* **REQUIREMENT**: Using the listing below, extract each line that has the word "color" in it.

## Begin MATERIAL

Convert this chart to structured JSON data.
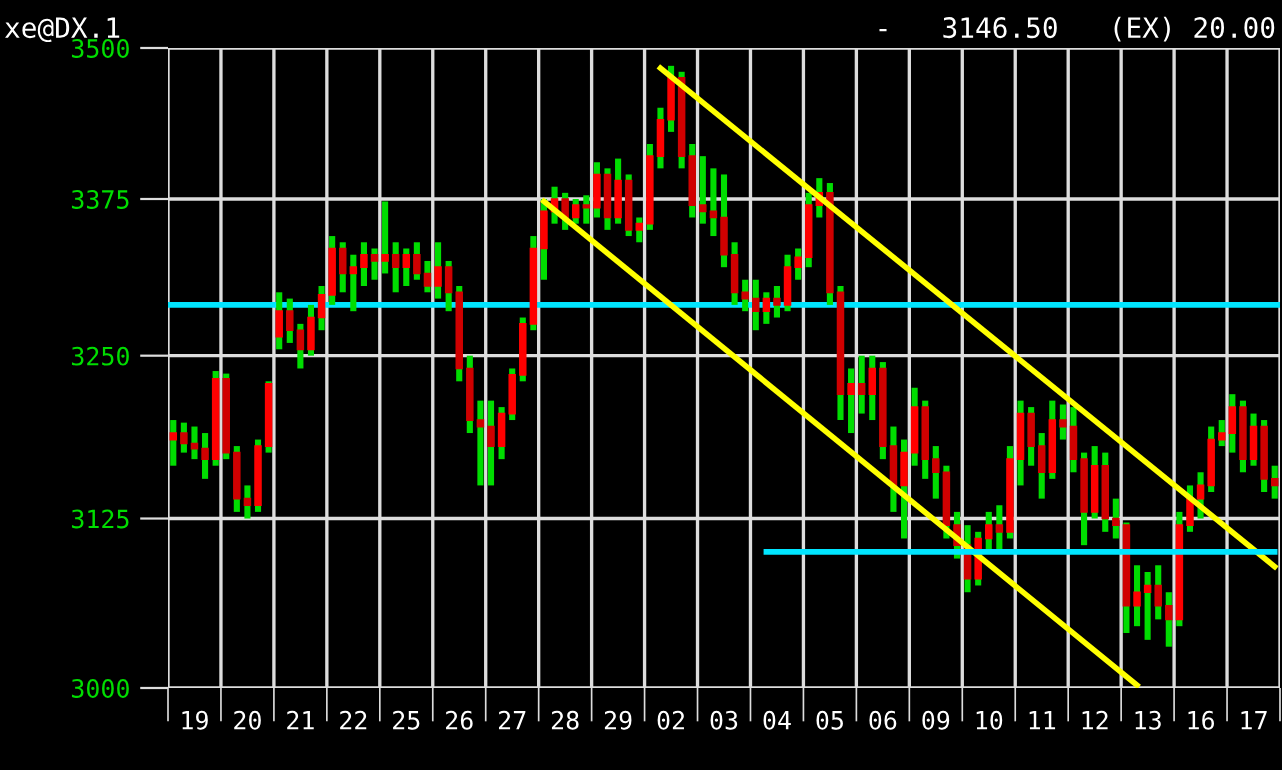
{
  "chart_data": {
    "type": "candlestick",
    "title": "xe@DX.1",
    "subtitle": "-   3146.50   (EX) 20.00",
    "log": "y",
    "grid": true,
    "categories": [
      null,
      null,
      "19",
      null,
      null,
      null,
      null,
      "20",
      null,
      null,
      null,
      null,
      "21",
      null,
      null,
      null,
      null,
      "22",
      null,
      null,
      null,
      null,
      "25",
      null,
      null,
      null,
      null,
      "26",
      null,
      null,
      null,
      null,
      "27",
      null,
      null,
      null,
      null,
      "28",
      null,
      null,
      null,
      null,
      "29",
      null,
      null,
      null,
      null,
      "02",
      null,
      null,
      null,
      null,
      "03",
      null,
      null,
      null,
      null,
      "04",
      null,
      null,
      null,
      null,
      "05",
      null,
      null,
      null,
      null,
      "06",
      null,
      null,
      null,
      null,
      "09",
      null,
      null,
      null,
      null,
      "10",
      null,
      null,
      null,
      null,
      "11",
      null,
      null,
      null,
      null,
      "12",
      null,
      null,
      null,
      null,
      "13",
      null,
      null,
      null,
      null,
      "16",
      null,
      null,
      null,
      null,
      "17",
      null,
      null
    ],
    "ohlc": [
      [
        3185,
        3200,
        3165,
        3190
      ],
      [
        3190,
        3198,
        3175,
        3182
      ],
      [
        3182,
        3195,
        3170,
        3178
      ],
      [
        3178,
        3190,
        3155,
        3170
      ],
      [
        3170,
        3238,
        3165,
        3232
      ],
      [
        3232,
        3236,
        3170,
        3175
      ],
      [
        3175,
        3180,
        3130,
        3140
      ],
      [
        3140,
        3150,
        3125,
        3135
      ],
      [
        3135,
        3185,
        3130,
        3180
      ],
      [
        3180,
        3230,
        3175,
        3228
      ],
      [
        3265,
        3300,
        3255,
        3285
      ],
      [
        3285,
        3295,
        3260,
        3270
      ],
      [
        3270,
        3275,
        3240,
        3255
      ],
      [
        3255,
        3290,
        3250,
        3280
      ],
      [
        3280,
        3305,
        3270,
        3298
      ],
      [
        3298,
        3345,
        3290,
        3335
      ],
      [
        3335,
        3340,
        3300,
        3315
      ],
      [
        3315,
        3330,
        3285,
        3320
      ],
      [
        3320,
        3340,
        3305,
        3330
      ],
      [
        3330,
        3335,
        3310,
        3325
      ],
      [
        3325,
        3373,
        3315,
        3330
      ],
      [
        3330,
        3340,
        3300,
        3320
      ],
      [
        3320,
        3335,
        3305,
        3330
      ],
      [
        3330,
        3340,
        3310,
        3315
      ],
      [
        3315,
        3325,
        3300,
        3305
      ],
      [
        3305,
        3340,
        3295,
        3320
      ],
      [
        3320,
        3325,
        3285,
        3300
      ],
      [
        3300,
        3305,
        3230,
        3240
      ],
      [
        3240,
        3250,
        3190,
        3200
      ],
      [
        3200,
        3215,
        3150,
        3195
      ],
      [
        3195,
        3215,
        3150,
        3180
      ],
      [
        3180,
        3210,
        3170,
        3205
      ],
      [
        3205,
        3240,
        3200,
        3235
      ],
      [
        3235,
        3280,
        3230,
        3275
      ],
      [
        3275,
        3345,
        3270,
        3335
      ],
      [
        3335,
        3375,
        3310,
        3365
      ],
      [
        3365,
        3385,
        3355,
        3375
      ],
      [
        3375,
        3380,
        3350,
        3360
      ],
      [
        3360,
        3375,
        3355,
        3370
      ],
      [
        3370,
        3378,
        3355,
        3368
      ],
      [
        3368,
        3405,
        3360,
        3395
      ],
      [
        3395,
        3400,
        3350,
        3360
      ],
      [
        3360,
        3408,
        3355,
        3390
      ],
      [
        3390,
        3395,
        3345,
        3350
      ],
      [
        3350,
        3360,
        3340,
        3355
      ],
      [
        3355,
        3420,
        3350,
        3410
      ],
      [
        3410,
        3450,
        3400,
        3440
      ],
      [
        3440,
        3485,
        3430,
        3475
      ],
      [
        3475,
        3480,
        3400,
        3410
      ],
      [
        3410,
        3420,
        3360,
        3370
      ],
      [
        3370,
        3410,
        3355,
        3365
      ],
      [
        3365,
        3400,
        3345,
        3360
      ],
      [
        3360,
        3395,
        3320,
        3330
      ],
      [
        3330,
        3340,
        3290,
        3300
      ],
      [
        3300,
        3310,
        3285,
        3295
      ],
      [
        3295,
        3310,
        3270,
        3285
      ],
      [
        3285,
        3300,
        3275,
        3295
      ],
      [
        3295,
        3305,
        3280,
        3290
      ],
      [
        3290,
        3330,
        3285,
        3320
      ],
      [
        3320,
        3335,
        3310,
        3328
      ],
      [
        3328,
        3380,
        3320,
        3370
      ],
      [
        3370,
        3392,
        3360,
        3380
      ],
      [
        3380,
        3388,
        3290,
        3300
      ],
      [
        3300,
        3305,
        3200,
        3220
      ],
      [
        3220,
        3240,
        3190,
        3228
      ],
      [
        3228,
        3250,
        3205,
        3220
      ],
      [
        3220,
        3250,
        3200,
        3240
      ],
      [
        3240,
        3245,
        3170,
        3180
      ],
      [
        3180,
        3195,
        3130,
        3150
      ],
      [
        3150,
        3185,
        3110,
        3175
      ],
      [
        3175,
        3225,
        3165,
        3210
      ],
      [
        3210,
        3215,
        3155,
        3170
      ],
      [
        3170,
        3180,
        3140,
        3160
      ],
      [
        3160,
        3165,
        3110,
        3120
      ],
      [
        3120,
        3130,
        3095,
        3105
      ],
      [
        3105,
        3120,
        3070,
        3080
      ],
      [
        3080,
        3115,
        3075,
        3110
      ],
      [
        3110,
        3130,
        3100,
        3120
      ],
      [
        3120,
        3135,
        3100,
        3115
      ],
      [
        3115,
        3180,
        3110,
        3170
      ],
      [
        3170,
        3215,
        3150,
        3205
      ],
      [
        3205,
        3210,
        3165,
        3180
      ],
      [
        3180,
        3190,
        3140,
        3160
      ],
      [
        3160,
        3215,
        3155,
        3200
      ],
      [
        3200,
        3212,
        3185,
        3195
      ],
      [
        3195,
        3210,
        3160,
        3170
      ],
      [
        3170,
        3175,
        3105,
        3130
      ],
      [
        3130,
        3180,
        3125,
        3165
      ],
      [
        3165,
        3175,
        3115,
        3125
      ],
      [
        3125,
        3140,
        3110,
        3120
      ],
      [
        3120,
        3122,
        3040,
        3060
      ],
      [
        3060,
        3090,
        3045,
        3070
      ],
      [
        3070,
        3085,
        3035,
        3075
      ],
      [
        3075,
        3090,
        3050,
        3060
      ],
      [
        3060,
        3070,
        3030,
        3050
      ],
      [
        3050,
        3130,
        3045,
        3120
      ],
      [
        3120,
        3150,
        3115,
        3140
      ],
      [
        3140,
        3160,
        3125,
        3150
      ],
      [
        3150,
        3195,
        3145,
        3185
      ],
      [
        3185,
        3200,
        3180,
        3190
      ],
      [
        3190,
        3220,
        3175,
        3210
      ],
      [
        3210,
        3215,
        3160,
        3170
      ],
      [
        3170,
        3205,
        3165,
        3195
      ],
      [
        3195,
        3200,
        3145,
        3155
      ],
      [
        3155,
        3165,
        3140,
        3150
      ]
    ],
    "series": [
      {
        "type": "line",
        "color": "#ffff00",
        "values": [
          null,
          null,
          null,
          null,
          null,
          null,
          null,
          null,
          null,
          null,
          null,
          null,
          null,
          null,
          null,
          null,
          null,
          null,
          null,
          null,
          null,
          null,
          null,
          null,
          null,
          null,
          null,
          null,
          null,
          null,
          null,
          null,
          null,
          null,
          null,
          null,
          null,
          null,
          null,
          null,
          null,
          null,
          null,
          null,
          null,
          null,
          3483,
          null,
          null,
          null,
          null,
          null,
          null,
          null,
          null,
          null,
          null,
          null,
          null,
          null,
          null,
          null,
          null,
          null,
          null,
          null,
          null,
          null,
          null,
          null,
          null,
          null,
          null,
          null,
          null,
          null,
          null,
          null,
          null,
          null,
          null,
          null,
          null,
          null,
          null,
          null,
          null,
          null,
          null,
          null,
          null,
          null,
          null,
          null,
          null,
          null,
          null,
          null,
          null,
          null,
          null,
          null,
          null,
          null,
          3089
        ]
      },
      {
        "type": "line",
        "color": "#ffff00",
        "values": [
          null,
          null,
          null,
          null,
          null,
          null,
          null,
          null,
          null,
          null,
          null,
          null,
          null,
          null,
          null,
          null,
          null,
          null,
          null,
          null,
          null,
          null,
          null,
          null,
          null,
          null,
          null,
          null,
          null,
          null,
          null,
          null,
          null,
          null,
          null,
          3373,
          null,
          null,
          null,
          null,
          null,
          null,
          null,
          null,
          null,
          null,
          null,
          null,
          null,
          null,
          null,
          null,
          null,
          null,
          null,
          null,
          null,
          null,
          null,
          null,
          null,
          null,
          null,
          null,
          null,
          null,
          null,
          null,
          null,
          null,
          null,
          null,
          null,
          null,
          null,
          null,
          null,
          null,
          null,
          null,
          null,
          null,
          null,
          null,
          null,
          null,
          null,
          null,
          null,
          null,
          null,
          3002,
          null,
          null,
          null,
          null,
          null,
          null,
          null,
          null,
          null,
          null,
          null,
          null,
          null
        ]
      },
      {
        "type": "line",
        "color": "#00e5ff",
        "values": [
          null,
          null,
          null,
          null,
          null,
          null,
          null,
          null,
          null,
          null,
          null,
          null,
          null,
          null,
          null,
          null,
          null,
          null,
          null,
          null,
          null,
          null,
          null,
          null,
          null,
          null,
          null,
          null,
          null,
          null,
          null,
          null,
          null,
          null,
          null,
          null,
          null,
          null,
          null,
          null,
          null,
          null,
          null,
          null,
          null,
          null,
          null,
          null,
          null,
          null,
          null,
          null,
          null,
          null,
          null,
          null,
          3100,
          null,
          null,
          null,
          null,
          null,
          null,
          null,
          null,
          null,
          null,
          null,
          null,
          null,
          null,
          null,
          null,
          null,
          null,
          null,
          null,
          null,
          null,
          null,
          null,
          null,
          null,
          null,
          null,
          null,
          null,
          null,
          null,
          null,
          null,
          null,
          null,
          null,
          null,
          null,
          null,
          null,
          null,
          null,
          null,
          null,
          null,
          null,
          3100
        ]
      }
    ],
    "ref_lines": [
      {
        "axis": "y",
        "value": 3290,
        "color": "#00e5ff"
      }
    ],
    "ylim": [
      3000,
      3500
    ],
    "yticks": [
      3000,
      3125,
      3250,
      3375,
      3500
    ]
  }
}
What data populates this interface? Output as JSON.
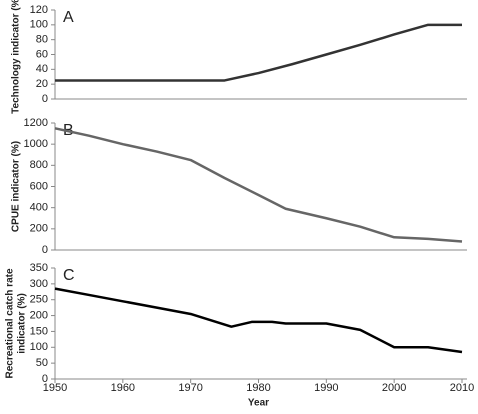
{
  "chart_data": [
    {
      "type": "line",
      "annotation": "A",
      "y_label": "Technology indicator (%)",
      "x": [
        1950,
        1975,
        1980,
        1985,
        1990,
        1995,
        2000,
        2005,
        2010
      ],
      "values": [
        25,
        25,
        35,
        47,
        60,
        73,
        87,
        100,
        100
      ],
      "color": "#333333",
      "xlim": [
        1950,
        2010
      ],
      "ylim": [
        0,
        120
      ],
      "yticks": [
        0,
        20,
        40,
        60,
        80,
        100,
        120
      ]
    },
    {
      "type": "line",
      "annotation": "B",
      "y_label": "CPUE indicator (%)",
      "x": [
        1950,
        1955,
        1960,
        1965,
        1970,
        1975,
        1980,
        1984,
        1990,
        1995,
        2000,
        2005,
        2010
      ],
      "values": [
        1150,
        1080,
        1000,
        930,
        850,
        680,
        520,
        390,
        300,
        220,
        120,
        105,
        80
      ],
      "color": "#666666",
      "xlim": [
        1950,
        2010
      ],
      "ylim": [
        0,
        1200
      ],
      "yticks": [
        0,
        200,
        400,
        600,
        800,
        1000,
        1200
      ]
    },
    {
      "type": "line",
      "annotation": "C",
      "y_label": [
        "Recreational catch rate",
        "indicator (%)"
      ],
      "x_label": "Year",
      "x": [
        1950,
        1955,
        1960,
        1965,
        1970,
        1973,
        1976,
        1979,
        1982,
        1984,
        1990,
        1995,
        2000,
        2005,
        2010
      ],
      "values": [
        285,
        265,
        245,
        225,
        205,
        185,
        165,
        180,
        180,
        175,
        175,
        155,
        100,
        100,
        85
      ],
      "color": "#000000",
      "xlim": [
        1950,
        2010
      ],
      "ylim": [
        0,
        350
      ],
      "yticks": [
        0,
        50,
        100,
        150,
        200,
        250,
        300,
        350
      ],
      "xticks": [
        1950,
        1960,
        1970,
        1980,
        1990,
        2000,
        2010
      ]
    }
  ]
}
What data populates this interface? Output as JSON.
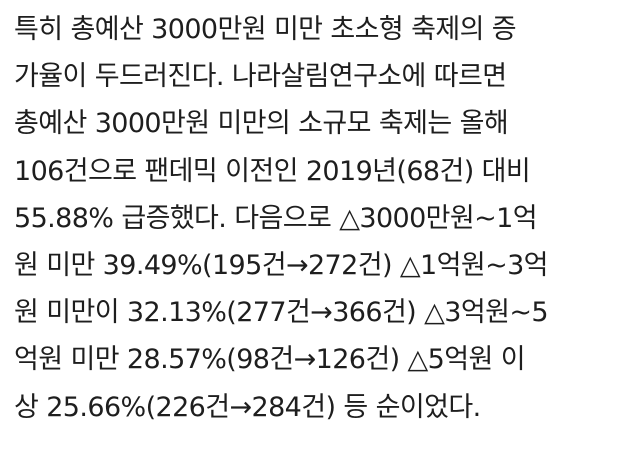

## End MATERIAL

* **FULL OUTPUT**:
        "color": "#ffff00",
        "color": "#ffff00",
        "color": "#00e5ff",
        "color": "#00e5ff"
      "color": "#333333",
      "color": "#666666",
      "color": "#000000",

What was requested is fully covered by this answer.